--- START ---

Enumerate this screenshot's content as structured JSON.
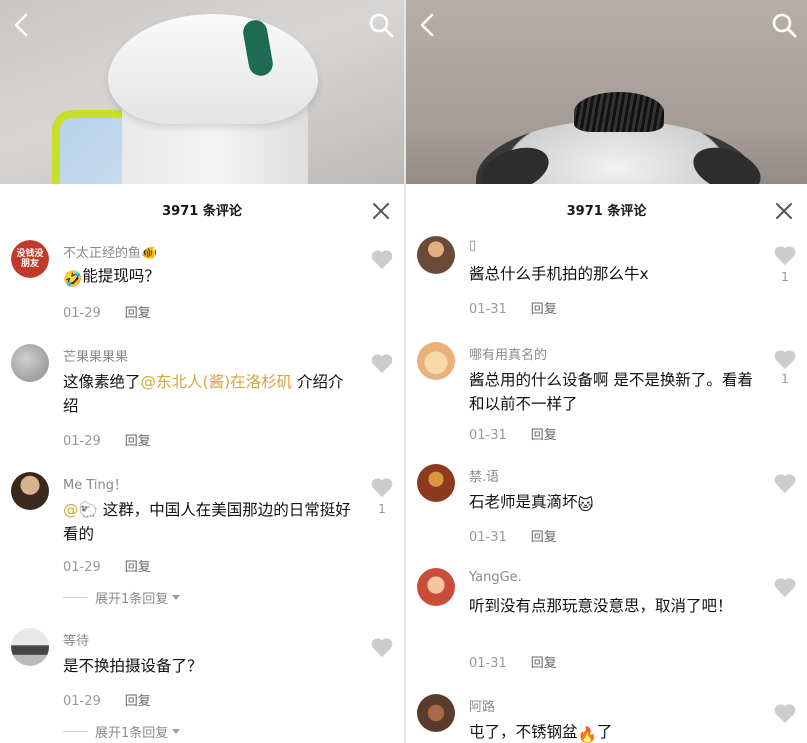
{
  "left_panel": {
    "title": "3971 条评论",
    "comments": [
      {
        "username": "不太正经的鱼",
        "username_emoji": "🐠",
        "text": "能提现吗？",
        "text_prefix_emoji": "🤣",
        "date": "01-29",
        "reply_label": "回复",
        "likes": "",
        "avatar_text": "没钱没朋友",
        "avatar_color": "#c0392b"
      },
      {
        "username": "芒果果果果",
        "text_before": "这像素绝了",
        "mention": "@东北人(酱)在洛杉矶",
        "text_after": " 介绍介绍",
        "date": "01-29",
        "reply_label": "回复",
        "likes": "",
        "avatar_color": "#9a9a9a"
      },
      {
        "username": "Me Ting！",
        "mention": "@🐑",
        "text": " 这群，中国人在美国那边的日常挺好看的",
        "date": "01-29",
        "reply_label": "回复",
        "likes": "1",
        "expand_label": "展开1条回复",
        "avatar_color": "#4a3a2a"
      },
      {
        "username": "等待",
        "text": "是不换拍摄设备了？",
        "date": "01-29",
        "reply_label": "回复",
        "likes": "",
        "expand_label": "展开1条回复",
        "avatar_color": "#6c6c6c"
      }
    ]
  },
  "right_panel": {
    "title": "3971 条评论",
    "comments": [
      {
        "username": "▯",
        "text": "酱总什么手机拍的那么牛x",
        "date": "01-31",
        "reply_label": "回复",
        "likes": "1",
        "avatar_color": "#6b4a3a"
      },
      {
        "username": "哪有用真名的",
        "text": "酱总用的什么设备啊 是不是换新了。看着和以前不一样了",
        "date": "01-31",
        "reply_label": "回复",
        "likes": "1",
        "avatar_color": "#e8b27a"
      },
      {
        "username": "禁.语",
        "text": "石老师是真滴坏",
        "text_suffix_emoji": "🐱",
        "date": "01-31",
        "reply_label": "回复",
        "likes": "",
        "avatar_color": "#8b3a1e"
      },
      {
        "username": "YangGe.",
        "text": "听到没有点那玩意没意思，取消了吧！",
        "date": "01-31",
        "reply_label": "回复",
        "likes": "",
        "avatar_color": "#c94d3a"
      },
      {
        "username": "阿路",
        "text": "屯了，不锈钢盆",
        "text_suffix_emoji": "🔥",
        "text_tail": "了",
        "date": "",
        "reply_label": "",
        "likes": "",
        "avatar_color": "#5a3c2c"
      }
    ]
  },
  "icons": {
    "back": "chevron-left-icon",
    "search": "search-icon",
    "close": "close-icon",
    "like": "heart-icon"
  },
  "colors": {
    "mention": "#d9a33a",
    "username": "#8a8a8a",
    "heart": "#cccccc"
  }
}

--- END ---

Written instruction: Print the whole listing above once more, word for word, without its pictures.

Result for this exercise:
Enumerate this screenshot's content as structured JSON.
{
  "left_panel": {
    "title": "3971 条评论",
    "comments": [
      {
        "username": "不太正经的鱼",
        "username_emoji": "🐠",
        "text": "能提现吗？",
        "text_prefix_emoji": "🤣",
        "date": "01-29",
        "reply_label": "回复",
        "likes": "",
        "avatar_text": "没钱没朋友",
        "avatar_color": "#c0392b"
      },
      {
        "username": "芒果果果果",
        "text_before": "这像素绝了",
        "mention": "@东北人(酱)在洛杉矶",
        "text_after": " 介绍介绍",
        "date": "01-29",
        "reply_label": "回复",
        "likes": "",
        "avatar_color": "#9a9a9a"
      },
      {
        "username": "Me Ting！",
        "mention": "@🐑",
        "text": " 这群，中国人在美国那边的日常挺好看的",
        "date": "01-29",
        "reply_label": "回复",
        "likes": "1",
        "expand_label": "展开1条回复",
        "avatar_color": "#4a3a2a"
      },
      {
        "username": "等待",
        "text": "是不换拍摄设备了？",
        "date": "01-29",
        "reply_label": "回复",
        "likes": "",
        "expand_label": "展开1条回复",
        "avatar_color": "#6c6c6c"
      }
    ]
  },
  "right_panel": {
    "title": "3971 条评论",
    "comments": [
      {
        "username": "▯",
        "text": "酱总什么手机拍的那么牛x",
        "date": "01-31",
        "reply_label": "回复",
        "likes": "1",
        "avatar_color": "#6b4a3a"
      },
      {
        "username": "哪有用真名的",
        "text": "酱总用的什么设备啊 是不是换新了。看着和以前不一样了",
        "date": "01-31",
        "reply_label": "回复",
        "likes": "1",
        "avatar_color": "#e8b27a"
      },
      {
        "username": "禁.语",
        "text": "石老师是真滴坏",
        "text_suffix_emoji": "🐱",
        "date": "01-31",
        "reply_label": "回复",
        "likes": "",
        "avatar_color": "#8b3a1e"
      },
      {
        "username": "YangGe.",
        "text": "听到没有点那玩意没意思，取消了吧！",
        "date": "01-31",
        "reply_label": "回复",
        "likes": "",
        "avatar_color": "#c94d3a"
      },
      {
        "username": "阿路",
        "text": "屯了，不锈钢盆",
        "text_suffix_emoji": "🔥",
        "text_tail": "了",
        "date": "",
        "reply_label": "",
        "likes": "",
        "avatar_color": "#5a3c2c"
      }
    ]
  },
  "icons": {
    "back": "chevron-left-icon",
    "search": "search-icon",
    "close": "close-icon",
    "like": "heart-icon"
  },
  "colors": {
    "mention": "#d9a33a",
    "username": "#8a8a8a",
    "heart": "#cccccc"
  }
}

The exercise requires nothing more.